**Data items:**
# # # #

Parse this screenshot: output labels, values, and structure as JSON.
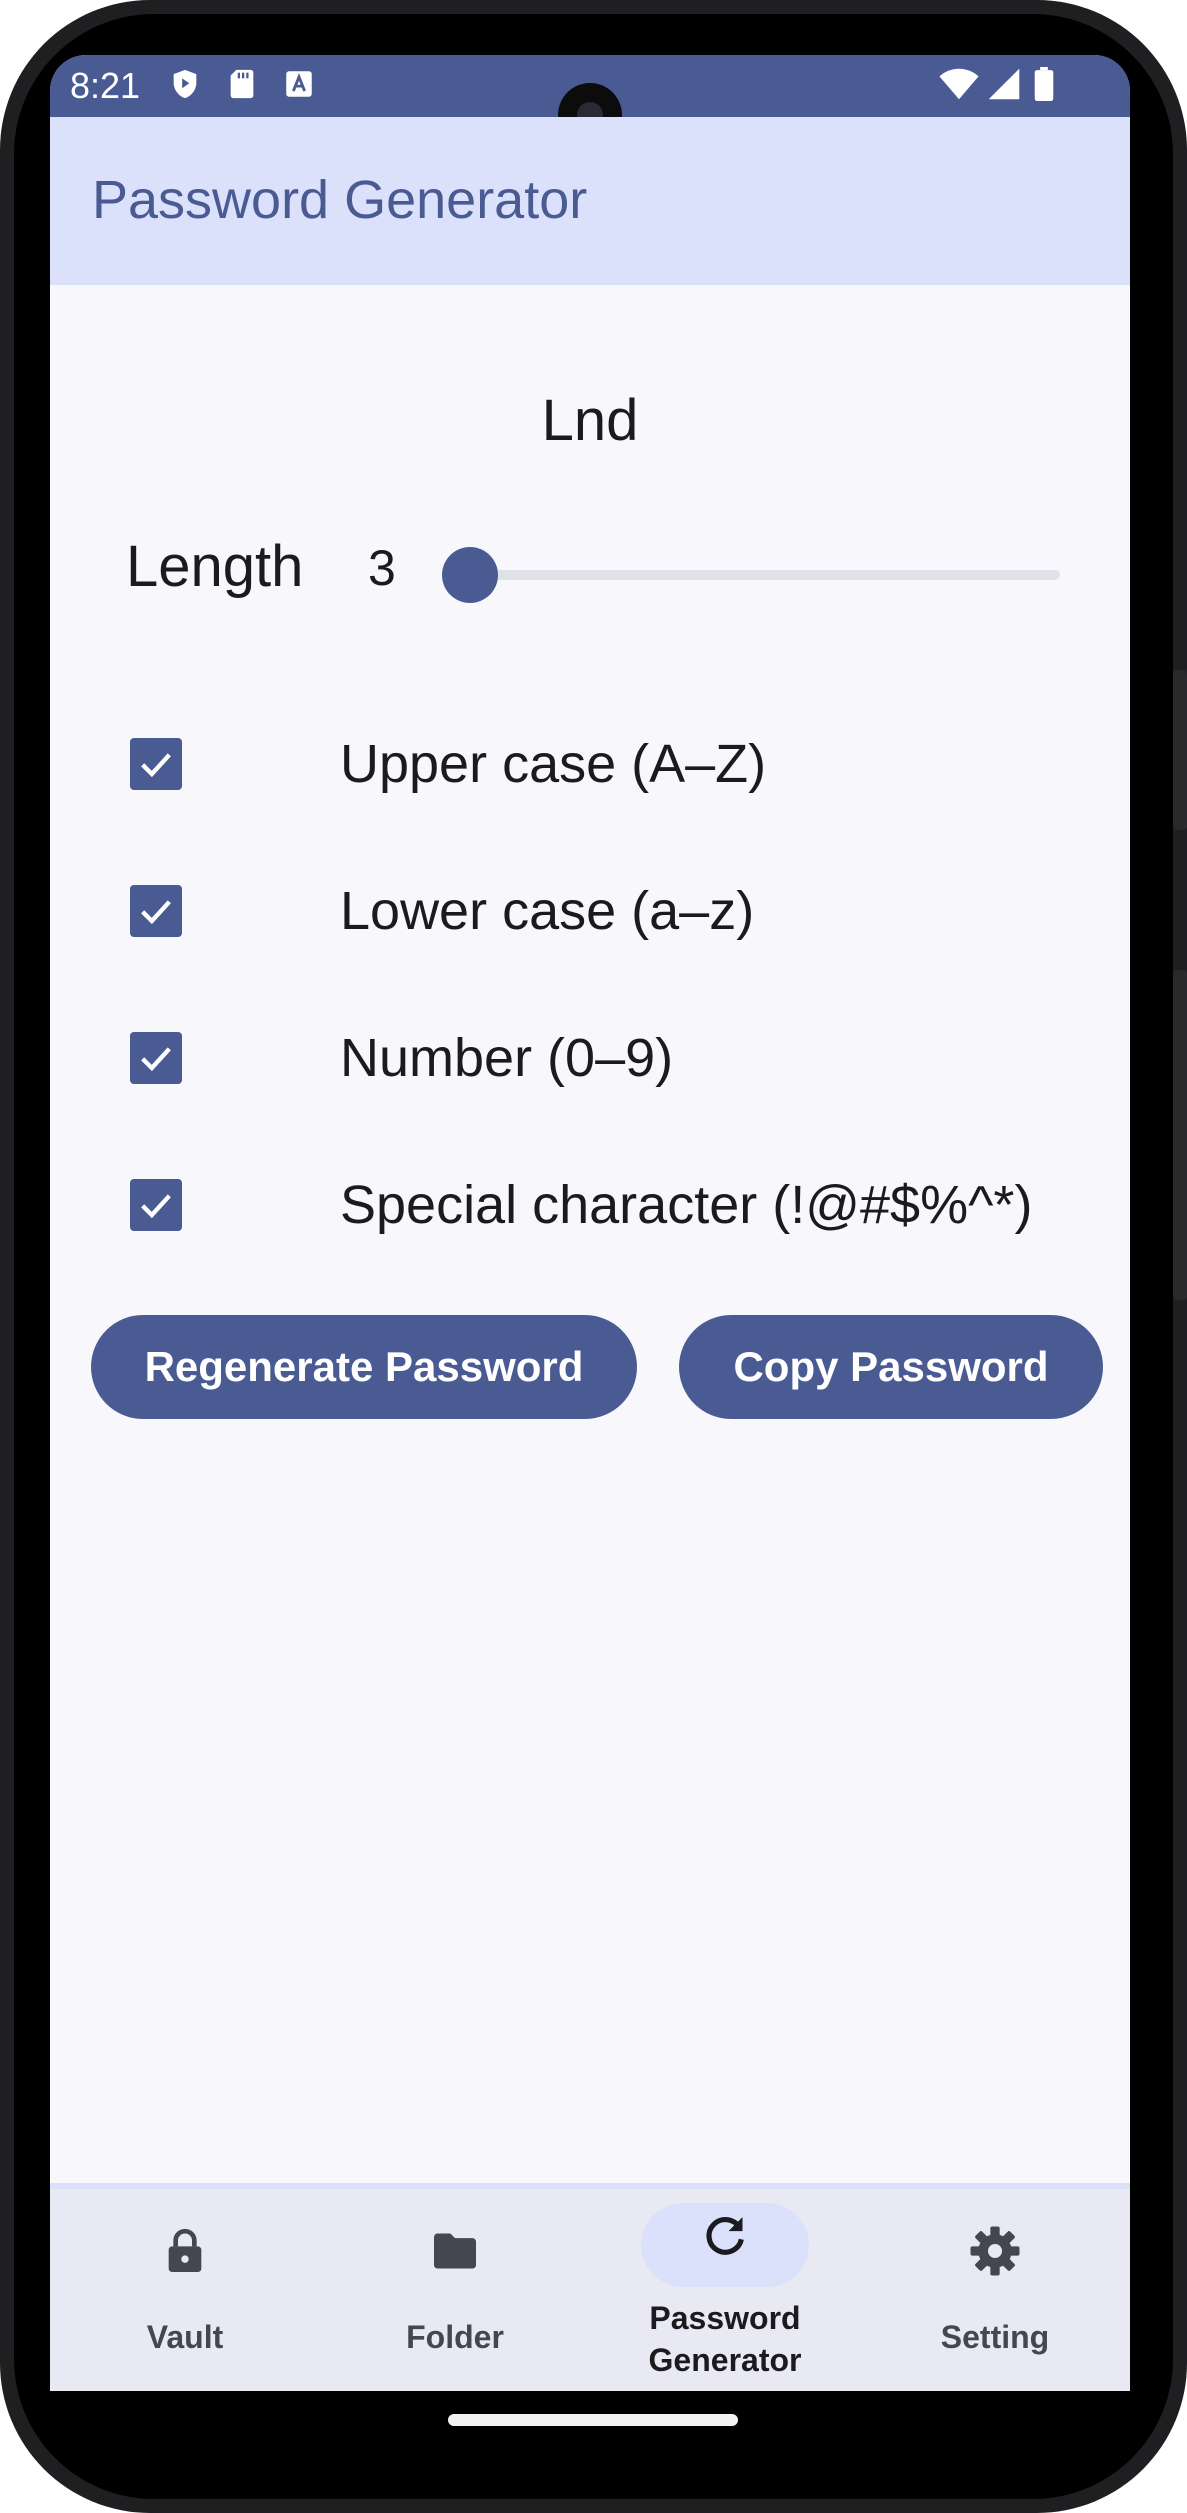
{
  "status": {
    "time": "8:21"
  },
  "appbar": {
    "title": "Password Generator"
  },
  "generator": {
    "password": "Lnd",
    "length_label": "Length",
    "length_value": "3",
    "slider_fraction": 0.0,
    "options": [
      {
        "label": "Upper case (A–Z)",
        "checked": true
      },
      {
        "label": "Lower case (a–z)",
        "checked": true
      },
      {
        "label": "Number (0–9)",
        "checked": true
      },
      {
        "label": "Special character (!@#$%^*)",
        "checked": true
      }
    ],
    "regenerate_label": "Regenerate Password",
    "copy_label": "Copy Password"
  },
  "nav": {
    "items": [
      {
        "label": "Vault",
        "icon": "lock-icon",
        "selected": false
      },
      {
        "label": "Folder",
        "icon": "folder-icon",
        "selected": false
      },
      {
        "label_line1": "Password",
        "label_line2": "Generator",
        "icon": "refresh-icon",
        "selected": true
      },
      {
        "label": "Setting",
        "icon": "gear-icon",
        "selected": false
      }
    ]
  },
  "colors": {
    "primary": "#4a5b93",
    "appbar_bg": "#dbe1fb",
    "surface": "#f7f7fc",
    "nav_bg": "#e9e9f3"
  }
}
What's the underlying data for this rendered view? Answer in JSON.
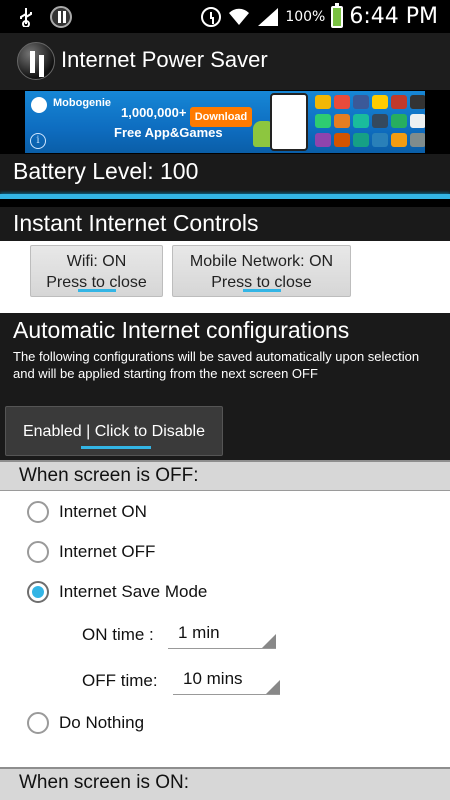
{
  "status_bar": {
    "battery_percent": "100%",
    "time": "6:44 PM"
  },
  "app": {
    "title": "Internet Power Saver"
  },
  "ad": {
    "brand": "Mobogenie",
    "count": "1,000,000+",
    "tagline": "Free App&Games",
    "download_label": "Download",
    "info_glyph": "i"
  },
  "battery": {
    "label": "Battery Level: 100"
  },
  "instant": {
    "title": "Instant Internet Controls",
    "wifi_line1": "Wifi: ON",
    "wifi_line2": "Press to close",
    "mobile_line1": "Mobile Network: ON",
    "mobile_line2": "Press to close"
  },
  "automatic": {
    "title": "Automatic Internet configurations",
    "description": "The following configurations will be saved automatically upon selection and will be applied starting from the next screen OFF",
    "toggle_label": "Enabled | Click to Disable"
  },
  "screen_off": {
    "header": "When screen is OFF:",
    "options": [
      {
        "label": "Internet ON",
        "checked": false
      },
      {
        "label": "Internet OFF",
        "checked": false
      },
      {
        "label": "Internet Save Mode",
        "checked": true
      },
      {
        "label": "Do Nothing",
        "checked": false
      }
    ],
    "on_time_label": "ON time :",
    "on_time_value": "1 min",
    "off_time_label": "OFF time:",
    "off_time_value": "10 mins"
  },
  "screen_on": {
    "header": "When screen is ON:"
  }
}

# # # #

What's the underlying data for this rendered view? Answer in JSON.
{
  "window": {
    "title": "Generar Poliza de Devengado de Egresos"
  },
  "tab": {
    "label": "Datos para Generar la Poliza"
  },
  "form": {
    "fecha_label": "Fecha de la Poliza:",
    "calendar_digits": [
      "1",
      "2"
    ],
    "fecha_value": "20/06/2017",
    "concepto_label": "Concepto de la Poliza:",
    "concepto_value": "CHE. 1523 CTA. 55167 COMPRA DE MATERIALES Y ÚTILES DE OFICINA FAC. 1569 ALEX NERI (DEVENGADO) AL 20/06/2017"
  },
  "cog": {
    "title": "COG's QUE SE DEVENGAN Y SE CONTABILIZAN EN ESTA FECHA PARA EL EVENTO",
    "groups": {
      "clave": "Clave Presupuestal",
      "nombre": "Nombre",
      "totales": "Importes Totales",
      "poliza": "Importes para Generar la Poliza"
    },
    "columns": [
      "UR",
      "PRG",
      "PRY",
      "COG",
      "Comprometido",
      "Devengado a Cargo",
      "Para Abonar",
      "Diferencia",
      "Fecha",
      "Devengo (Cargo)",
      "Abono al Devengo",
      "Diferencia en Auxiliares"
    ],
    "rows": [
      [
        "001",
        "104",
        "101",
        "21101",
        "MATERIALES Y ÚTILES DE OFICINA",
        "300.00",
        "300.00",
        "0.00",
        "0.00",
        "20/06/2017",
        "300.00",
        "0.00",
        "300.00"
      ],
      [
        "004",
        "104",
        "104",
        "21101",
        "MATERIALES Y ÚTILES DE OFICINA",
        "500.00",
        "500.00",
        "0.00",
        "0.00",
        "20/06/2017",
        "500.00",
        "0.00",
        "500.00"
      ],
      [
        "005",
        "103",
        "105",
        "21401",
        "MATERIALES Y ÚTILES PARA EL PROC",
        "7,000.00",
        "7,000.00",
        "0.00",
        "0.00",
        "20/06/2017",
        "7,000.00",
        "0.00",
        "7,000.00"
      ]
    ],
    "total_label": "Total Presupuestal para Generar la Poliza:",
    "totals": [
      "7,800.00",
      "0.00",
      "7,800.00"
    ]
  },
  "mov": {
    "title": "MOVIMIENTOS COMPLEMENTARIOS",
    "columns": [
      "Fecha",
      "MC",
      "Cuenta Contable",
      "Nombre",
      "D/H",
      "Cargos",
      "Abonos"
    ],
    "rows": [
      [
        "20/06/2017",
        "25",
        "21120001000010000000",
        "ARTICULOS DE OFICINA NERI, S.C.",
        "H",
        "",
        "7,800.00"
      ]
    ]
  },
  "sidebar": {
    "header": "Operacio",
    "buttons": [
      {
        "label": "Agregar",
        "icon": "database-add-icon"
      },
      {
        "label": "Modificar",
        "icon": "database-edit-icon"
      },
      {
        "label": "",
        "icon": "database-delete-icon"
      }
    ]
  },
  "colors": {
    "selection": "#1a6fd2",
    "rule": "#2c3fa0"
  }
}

# # # #

**Given problem:**
Counting only lines of the data above that hold "Internet", report the total and nothing else.

**Finished answer:**
6